Say how many lines of the listing below contain "YILI", giving the number and nothing else.

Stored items
--- begin ---
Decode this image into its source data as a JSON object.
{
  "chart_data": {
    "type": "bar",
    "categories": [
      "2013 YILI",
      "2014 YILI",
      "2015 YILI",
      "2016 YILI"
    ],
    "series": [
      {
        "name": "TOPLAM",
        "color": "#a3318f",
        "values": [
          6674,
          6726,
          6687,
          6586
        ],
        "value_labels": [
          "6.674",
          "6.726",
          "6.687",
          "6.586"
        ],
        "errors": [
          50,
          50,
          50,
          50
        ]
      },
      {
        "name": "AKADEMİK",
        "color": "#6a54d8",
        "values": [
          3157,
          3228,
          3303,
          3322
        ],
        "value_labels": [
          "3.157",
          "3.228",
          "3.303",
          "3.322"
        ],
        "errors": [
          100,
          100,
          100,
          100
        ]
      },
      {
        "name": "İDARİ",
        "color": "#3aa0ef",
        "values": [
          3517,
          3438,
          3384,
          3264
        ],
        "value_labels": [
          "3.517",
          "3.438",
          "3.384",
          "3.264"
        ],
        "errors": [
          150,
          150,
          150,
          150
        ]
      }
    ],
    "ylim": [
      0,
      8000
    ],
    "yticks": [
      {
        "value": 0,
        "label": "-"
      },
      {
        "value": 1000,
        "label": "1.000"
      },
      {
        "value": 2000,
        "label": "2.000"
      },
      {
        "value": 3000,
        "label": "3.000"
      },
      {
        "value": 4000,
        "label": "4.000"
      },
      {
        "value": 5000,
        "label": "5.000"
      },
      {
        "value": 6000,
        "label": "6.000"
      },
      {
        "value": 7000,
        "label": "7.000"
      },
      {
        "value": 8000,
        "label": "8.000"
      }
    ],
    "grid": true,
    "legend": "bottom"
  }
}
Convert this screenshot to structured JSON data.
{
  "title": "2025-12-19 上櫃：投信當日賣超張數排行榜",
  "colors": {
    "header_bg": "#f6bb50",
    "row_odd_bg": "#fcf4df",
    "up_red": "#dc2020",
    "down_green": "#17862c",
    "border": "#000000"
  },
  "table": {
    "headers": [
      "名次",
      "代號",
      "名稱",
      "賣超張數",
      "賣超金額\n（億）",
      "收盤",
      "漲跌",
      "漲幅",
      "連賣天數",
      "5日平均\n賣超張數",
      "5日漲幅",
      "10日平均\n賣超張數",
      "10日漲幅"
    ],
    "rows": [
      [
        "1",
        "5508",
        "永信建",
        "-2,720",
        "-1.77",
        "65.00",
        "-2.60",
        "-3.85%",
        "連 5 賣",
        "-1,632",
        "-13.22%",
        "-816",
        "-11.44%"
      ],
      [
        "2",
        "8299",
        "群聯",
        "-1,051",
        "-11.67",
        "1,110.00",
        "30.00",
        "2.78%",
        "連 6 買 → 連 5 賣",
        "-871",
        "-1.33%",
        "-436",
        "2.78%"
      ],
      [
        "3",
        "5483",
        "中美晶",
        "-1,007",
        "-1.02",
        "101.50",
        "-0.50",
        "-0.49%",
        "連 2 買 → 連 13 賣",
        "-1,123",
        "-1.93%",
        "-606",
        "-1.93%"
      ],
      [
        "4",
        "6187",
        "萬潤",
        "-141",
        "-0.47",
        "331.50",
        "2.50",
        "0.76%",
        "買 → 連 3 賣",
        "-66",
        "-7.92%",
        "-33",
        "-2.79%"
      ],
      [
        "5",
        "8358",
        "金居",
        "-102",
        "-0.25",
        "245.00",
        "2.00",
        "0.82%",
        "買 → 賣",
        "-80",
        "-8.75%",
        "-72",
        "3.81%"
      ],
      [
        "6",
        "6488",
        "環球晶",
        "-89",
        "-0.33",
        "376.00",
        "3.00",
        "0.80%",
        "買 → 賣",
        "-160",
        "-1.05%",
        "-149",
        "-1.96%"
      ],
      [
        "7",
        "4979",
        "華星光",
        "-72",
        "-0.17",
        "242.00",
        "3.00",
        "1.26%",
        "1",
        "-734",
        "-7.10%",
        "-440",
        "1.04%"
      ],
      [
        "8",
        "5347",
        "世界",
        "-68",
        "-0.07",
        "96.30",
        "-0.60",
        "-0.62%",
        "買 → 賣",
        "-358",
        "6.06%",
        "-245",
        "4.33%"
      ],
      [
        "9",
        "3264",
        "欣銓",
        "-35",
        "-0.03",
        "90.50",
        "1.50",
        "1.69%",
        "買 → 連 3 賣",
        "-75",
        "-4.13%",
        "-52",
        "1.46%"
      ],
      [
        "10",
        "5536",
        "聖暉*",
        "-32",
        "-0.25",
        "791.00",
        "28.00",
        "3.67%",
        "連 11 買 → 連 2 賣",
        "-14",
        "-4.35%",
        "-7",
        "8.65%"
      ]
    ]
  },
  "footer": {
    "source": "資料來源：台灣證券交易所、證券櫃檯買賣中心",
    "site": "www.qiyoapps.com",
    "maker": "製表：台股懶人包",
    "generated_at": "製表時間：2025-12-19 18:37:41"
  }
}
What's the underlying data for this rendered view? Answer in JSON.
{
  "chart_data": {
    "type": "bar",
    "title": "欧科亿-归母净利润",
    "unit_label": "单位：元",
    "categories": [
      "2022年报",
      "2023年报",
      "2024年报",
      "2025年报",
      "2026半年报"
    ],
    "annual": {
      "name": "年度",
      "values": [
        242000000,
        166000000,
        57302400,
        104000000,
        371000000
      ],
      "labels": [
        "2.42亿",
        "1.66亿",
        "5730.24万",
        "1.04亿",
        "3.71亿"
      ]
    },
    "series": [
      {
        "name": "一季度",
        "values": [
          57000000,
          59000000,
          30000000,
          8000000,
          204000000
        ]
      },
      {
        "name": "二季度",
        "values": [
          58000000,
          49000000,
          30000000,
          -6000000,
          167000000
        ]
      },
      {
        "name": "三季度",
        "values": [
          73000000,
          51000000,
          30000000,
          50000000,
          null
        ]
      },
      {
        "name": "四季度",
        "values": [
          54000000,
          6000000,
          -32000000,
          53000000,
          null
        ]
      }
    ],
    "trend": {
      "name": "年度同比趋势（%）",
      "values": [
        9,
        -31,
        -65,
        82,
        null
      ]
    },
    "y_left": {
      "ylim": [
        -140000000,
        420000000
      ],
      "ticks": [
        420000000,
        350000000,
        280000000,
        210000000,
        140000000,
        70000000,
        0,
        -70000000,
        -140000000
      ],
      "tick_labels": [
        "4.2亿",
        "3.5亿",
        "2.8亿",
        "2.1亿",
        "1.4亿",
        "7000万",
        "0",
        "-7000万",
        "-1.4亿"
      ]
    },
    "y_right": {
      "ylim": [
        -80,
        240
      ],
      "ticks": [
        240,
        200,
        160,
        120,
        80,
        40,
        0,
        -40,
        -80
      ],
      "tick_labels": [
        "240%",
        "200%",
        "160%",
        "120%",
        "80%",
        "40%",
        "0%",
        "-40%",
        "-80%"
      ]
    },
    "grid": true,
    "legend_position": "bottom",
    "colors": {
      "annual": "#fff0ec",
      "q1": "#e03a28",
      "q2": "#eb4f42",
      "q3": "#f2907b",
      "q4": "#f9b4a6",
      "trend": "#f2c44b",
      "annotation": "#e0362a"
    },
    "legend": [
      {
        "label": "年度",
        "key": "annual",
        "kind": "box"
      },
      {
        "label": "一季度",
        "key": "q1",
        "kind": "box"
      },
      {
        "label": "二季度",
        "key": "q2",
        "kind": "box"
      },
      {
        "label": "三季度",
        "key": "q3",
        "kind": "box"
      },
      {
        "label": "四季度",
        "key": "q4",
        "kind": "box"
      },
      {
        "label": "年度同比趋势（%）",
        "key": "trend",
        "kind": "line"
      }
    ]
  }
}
--- end ---
- _Written answer_
4